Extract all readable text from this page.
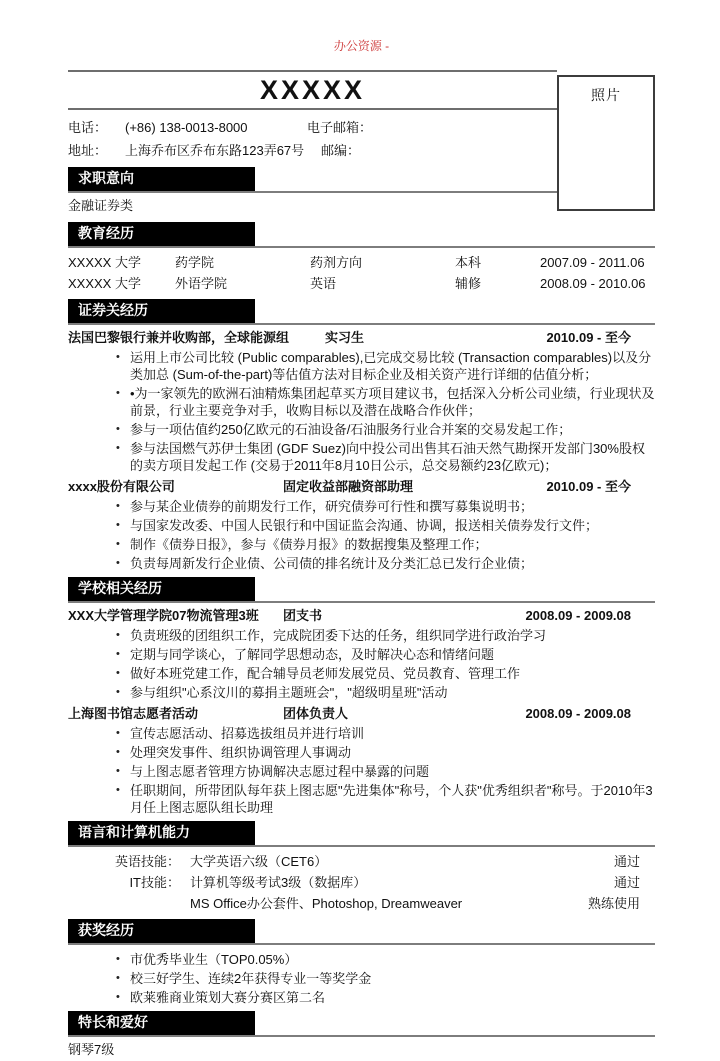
办公资源 -
照片
XXXXX
电话：	(+86) 138-0013-8000	电子邮箱：
地址：	上海乔布区乔布东路123弄67号	邮编：
求职意向
金融证券类
教育经历
XXXXX 大学	药学院	药剂方向	本科	2007.09 - 2011.06
XXXXX 大学	外语学院	英语	辅修	2008.09 - 2010.06
证券关经历
法国巴黎银行兼并收购部，全球能源组	实习生	2010.09 - 至今
• 运用上市公司比较 (Public comparables),已完成交易比较 (Transaction comparables)以及分类加总 (Sum-of-the-part)等估值方法对目标企业及相关资产进行详细的估值分析；
• •为一家领先的欧洲石油精炼集团起草买方项目建议书，包括深入分析公司业绩，行业现状及前景，行业主要竞争对手，收购目标以及潜在战略合作伙伴；
• 参与一项估值约250亿欧元的石油设备/石油服务行业合并案的交易发起工作；
• 参与法国燃气苏伊士集团 (GDF Suez)向中投公司出售其石油天然气勘探开发部门30%股权的卖方项目发起工作 (交易于2011年8月10日公示，总交易额约23亿欧元)；
xxxx股份有限公司	固定收益部融资部助理	2010.09 - 至今
• 参与某企业债券的前期发行工作，研究债券可行性和撰写募集说明书；
• 与国家发改委、中国人民银行和中国证监会沟通、协调，报送相关债券发行文件；
• 制作《债券日报》，参与《债券月报》的数据搜集及整理工作；
• 负责每周新发行企业债、公司债的排名统计及分类汇总已发行企业债；
学校相关经历
XXX大学管理学院07物流管理3班	团支书	2008.09 - 2009.08
• 负责班级的团组织工作，完成院团委下达的任务，组织同学进行政治学习
• 定期与同学谈心，了解同学思想动态，及时解决心态和情绪问题
• 做好本班党建工作，配合辅导员老师发展党员、党员教育、管理工作
• 参与组织"心系汶川的募捐主题班会"，"超级明星班"活动
上海图书馆志愿者活动	团体负责人	2008.09 - 2009.08
• 宣传志愿活动、招募选拔组员并进行培训
• 处理突发事件、组织协调管理人事调动
• 与上图志愿者管理方协调解决志愿过程中暴露的问题
• 任职期间，所带团队每年获上图志愿"先进集体"称号，个人获"优秀组织者"称号。于2010年3月任上图志愿队组长助理
语言和计算机能力
英语技能： 大学英语六级（CET6）	通过
IT技能： 计算机等级考试3级（数据库）	通过
MS Office办公套件、Photoshop, Dreamweaver	熟练使用
获奖经历
• 市优秀毕业生（TOP0.05%）
• 校三好学生、连续2年获得专业一等奖学金
• 欧莱雅商业策划大赛分赛区第二名
特长和爱好
钢琴7级
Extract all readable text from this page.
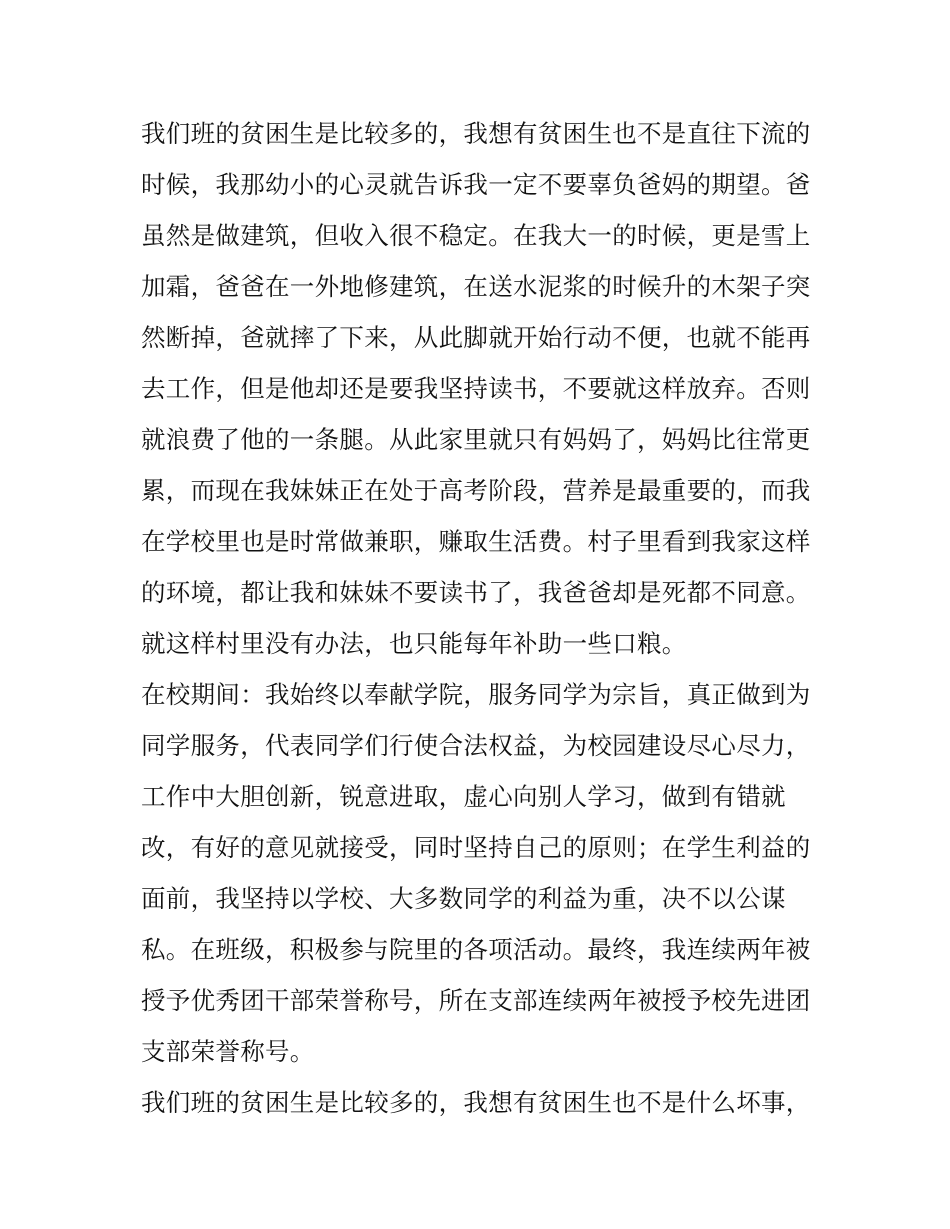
我们班的贫困生是比较多的，我想有贫困生也不是直往下流的
时候，我那幼小的心灵就告诉我一定不要辜负爸妈的期望。爸
虽然是做建筑，但收入很不稳定。在我大一的时候，更是雪上
加霜，爸爸在一外地修建筑，在送水泥浆的时候升的木架子突
然断掉，爸就摔了下来，从此脚就开始行动不便，也就不能再
去工作，但是他却还是要我坚持读书，不要就这样放弃。否则
就浪费了他的一条腿。从此家里就只有妈妈了，妈妈比往常更
累，而现在我妹妹正在处于高考阶段，营养是最重要的，而我
在学校里也是时常做兼职，赚取生活费。村子里看到我家这样
的环境，都让我和妹妹不要读书了，我爸爸却是死都不同意。
就这样村里没有办法，也只能每年补助一些口粮。
在校期间：我始终以奉献学院，服务同学为宗旨，真正做到为
同学服务，代表同学们行使合法权益，为校园建设尽心尽力，
工作中大胆创新，锐意进取，虚心向别人学习，做到有错就
改，有好的意见就接受，同时坚持自己的原则；在学生利益的
面前，我坚持以学校、大多数同学的利益为重，决不以公谋
私。在班级，积极参与院里的各项活动。最终，我连续两年被
授予优秀团干部荣誉称号，所在支部连续两年被授予校先进团
支部荣誉称号。
我们班的贫困生是比较多的，我想有贫困生也不是什么坏事，
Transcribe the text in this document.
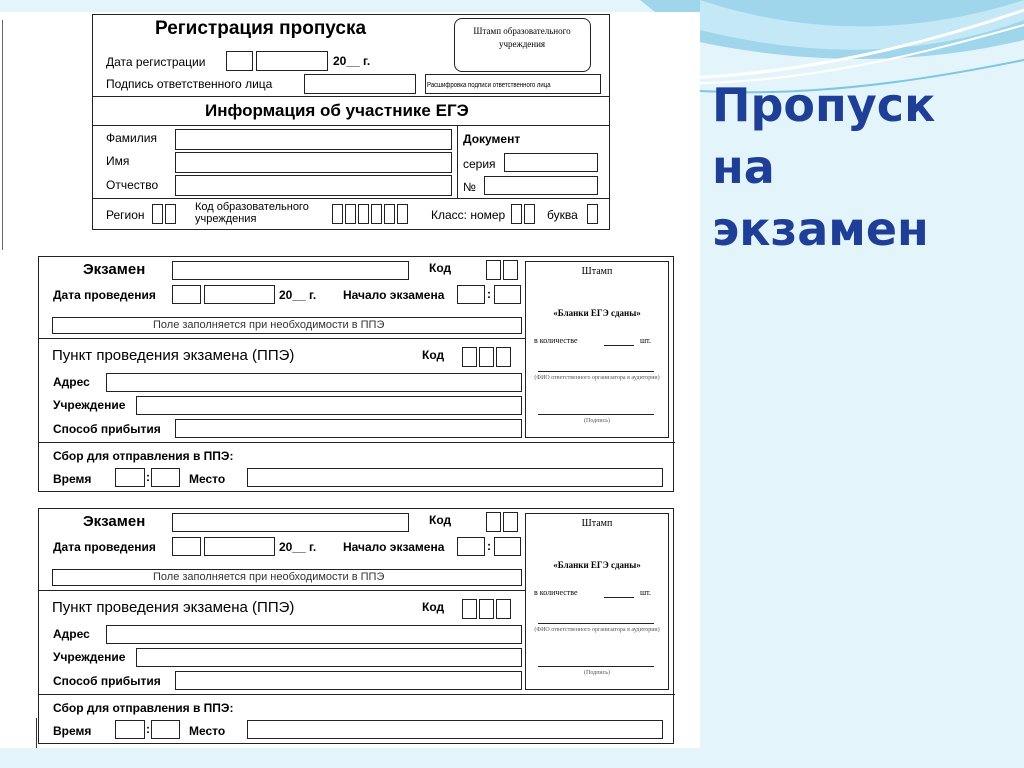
Пропуск на
экзамен
Регистрация пропуска
Дата регистрации	20__ г.
Подпись ответственного лица
Штамп образовательного учреждения
Расшифровка подписи ответственного лица
Информация об участнике ЕГЭ
Фамилия
Имя
Отчество
Документ
серия
№
Регион
Код образовательного учреждения	Класс: номер	буква
Экзамен	Код
Дата проведения	20__ г. Начало экзамена	:
Поле заполняется при необходимости в ППЭ
Пункт проведения экзамена (ППЭ)	Код
Адрес
Учреждение
Способ прибытия
Сбор для отправления в ППЭ:
Время	:	Место
Штамп
«Бланки ЕГЭ сданы»
в количестве	шт.
(ФИО ответственного организатора в аудитории)
(Подпись)
Экзамен	Код
Дата проведения	20__ г. Начало экзамена	:
Поле заполняется при необходимости в ППЭ
Пункт проведения экзамена (ППЭ)	Код
Адрес
Учреждение
Способ прибытия
Сбор для отправления в ППЭ:
Время	:	Место
Штамп
«Бланки ЕГЭ сданы»
в количестве	шт.
(ФИО ответственного организатора в аудитории)
(Подпись)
- - - -
Reproduce the entries above exactly. Do not include the images.

**Answer in full**
Extract all readable text from this page.
办公资源 -
照片
XXXXX
电话：	(+86) 138-0013-8000	电子邮箱：
地址：	上海乔布区乔布东路123弄67号	邮编：
求职意向
金融证券类
教育经历
XXXXX 大学	药学院	药剂方向	本科	2007.09 - 2011.06
XXXXX 大学	外语学院	英语	辅修	2008.09 - 2010.06
证券关经历
法国巴黎银行兼并收购部，全球能源组	实习生	2010.09 - 至今
• 运用上市公司比较 (Public comparables),已完成交易比较 (Transaction comparables)以及分类加总 (Sum-of-the-part)等估值方法对目标企业及相关资产进行详细的估值分析；
• •为一家领先的欧洲石油精炼集团起草买方项目建议书，包括深入分析公司业绩，行业现状及前景，行业主要竞争对手，收购目标以及潜在战略合作伙伴；
• 参与一项估值约250亿欧元的石油设备/石油服务行业合并案的交易发起工作；
• 参与法国燃气苏伊士集团 (GDF Suez)向中投公司出售其石油天然气勘探开发部门30%股权的卖方项目发起工作 (交易于2011年8月10日公示，总交易额约23亿欧元)；
xxxx股份有限公司	固定收益部融资部助理	2010.09 - 至今
• 参与某企业债券的前期发行工作，研究债券可行性和撰写募集说明书；
• 与国家发改委、中国人民银行和中国证监会沟通、协调，报送相关债券发行文件；
• 制作《债券日报》，参与《债券月报》的数据搜集及整理工作；
• 负责每周新发行企业债、公司债的排名统计及分类汇总已发行企业债；
学校相关经历
XXX大学管理学院07物流管理3班	团支书	2008.09 - 2009.08
• 负责班级的团组织工作，完成院团委下达的任务，组织同学进行政治学习
• 定期与同学谈心，了解同学思想动态，及时解决心态和情绪问题
• 做好本班党建工作，配合辅导员老师发展党员、党员教育、管理工作
• 参与组织"心系汶川的募捐主题班会"，"超级明星班"活动
上海图书馆志愿者活动	团体负责人	2008.09 - 2009.08
• 宣传志愿活动、招募选拔组员并进行培训
• 处理突发事件、组织协调管理人事调动
• 与上图志愿者管理方协调解决志愿过程中暴露的问题
• 任职期间，所带团队每年获上图志愿"先进集体"称号，个人获"优秀组织者"称号。于2010年3月任上图志愿队组长助理
语言和计算机能力
英语技能： 大学英语六级（CET6）	通过
IT技能： 计算机等级考试3级（数据库）	通过
MS Office办公套件、Photoshop, Dreamweaver	熟练使用
获奖经历
• 市优秀毕业生（TOP0.05%）
• 校三好学生、连续2年获得专业一等奖学金
• 欧莱雅商业策划大赛分赛区第二名
特长和爱好
钢琴7级
Extract all readable text from this page.
我们班的贫困生是比较多的，我想有贫困生也不是直往下流的
时候，我那幼小的心灵就告诉我一定不要辜负爸妈的期望。爸
虽然是做建筑，但收入很不稳定。在我大一的时候，更是雪上
加霜，爸爸在一外地修建筑，在送水泥浆的时候升的木架子突
然断掉，爸就摔了下来，从此脚就开始行动不便，也就不能再
去工作，但是他却还是要我坚持读书，不要就这样放弃。否则
就浪费了他的一条腿。从此家里就只有妈妈了，妈妈比往常更
累，而现在我妹妹正在处于高考阶段，营养是最重要的，而我
在学校里也是时常做兼职，赚取生活费。村子里看到我家这样
的环境，都让我和妹妹不要读书了，我爸爸却是死都不同意。
就这样村里没有办法，也只能每年补助一些口粮。
在校期间：我始终以奉献学院，服务同学为宗旨，真正做到为
同学服务，代表同学们行使合法权益，为校园建设尽心尽力，
工作中大胆创新，锐意进取，虚心向别人学习，做到有错就
改，有好的意见就接受，同时坚持自己的原则；在学生利益的
面前，我坚持以学校、大多数同学的利益为重，决不以公谋
私。在班级，积极参与院里的各项活动。最终，我连续两年被
授予优秀团干部荣誉称号，所在支部连续两年被授予校先进团
支部荣誉称号。
我们班的贫困生是比较多的，我想有贫困生也不是什么坏事，
Transcribe the text in this document.
Пропуск на
экзамен
Регистрация пропуска
Дата регистрации	20__ г.
Подпись ответственного лица
Штамп образовательного учреждения
Расшифровка подписи ответственного лица
Информация об участнике ЕГЭ
Фамилия
Имя
Отчество
Документ
серия
№
Регион
Код образовательного учреждения	Класс: номер	буква
Экзамен	Код
Дата проведения	20__ г. Начало экзамена	:
Поле заполняется при необходимости в ППЭ
Пункт проведения экзамена (ППЭ)	Код
Адрес
Учреждение
Способ прибытия
Сбор для отправления в ППЭ:
Время	:	Место
Штамп
«Бланки ЕГЭ сданы»
в количестве	шт.
(ФИО ответственного организатора в аудитории)
(Подпись)
Экзамен	Код
Дата проведения	20__ г. Начало экзамена	:
Поле заполняется при необходимости в ППЭ
Пункт проведения экзамена (ППЭ)	Код
Адрес
Учреждение
Способ прибытия
Сбор для отправления в ППЭ:
Время	:	Место
Штамп
«Бланки ЕГЭ сданы»
в количестве	шт.
(ФИО ответственного организатора в аудитории)
(Подпись)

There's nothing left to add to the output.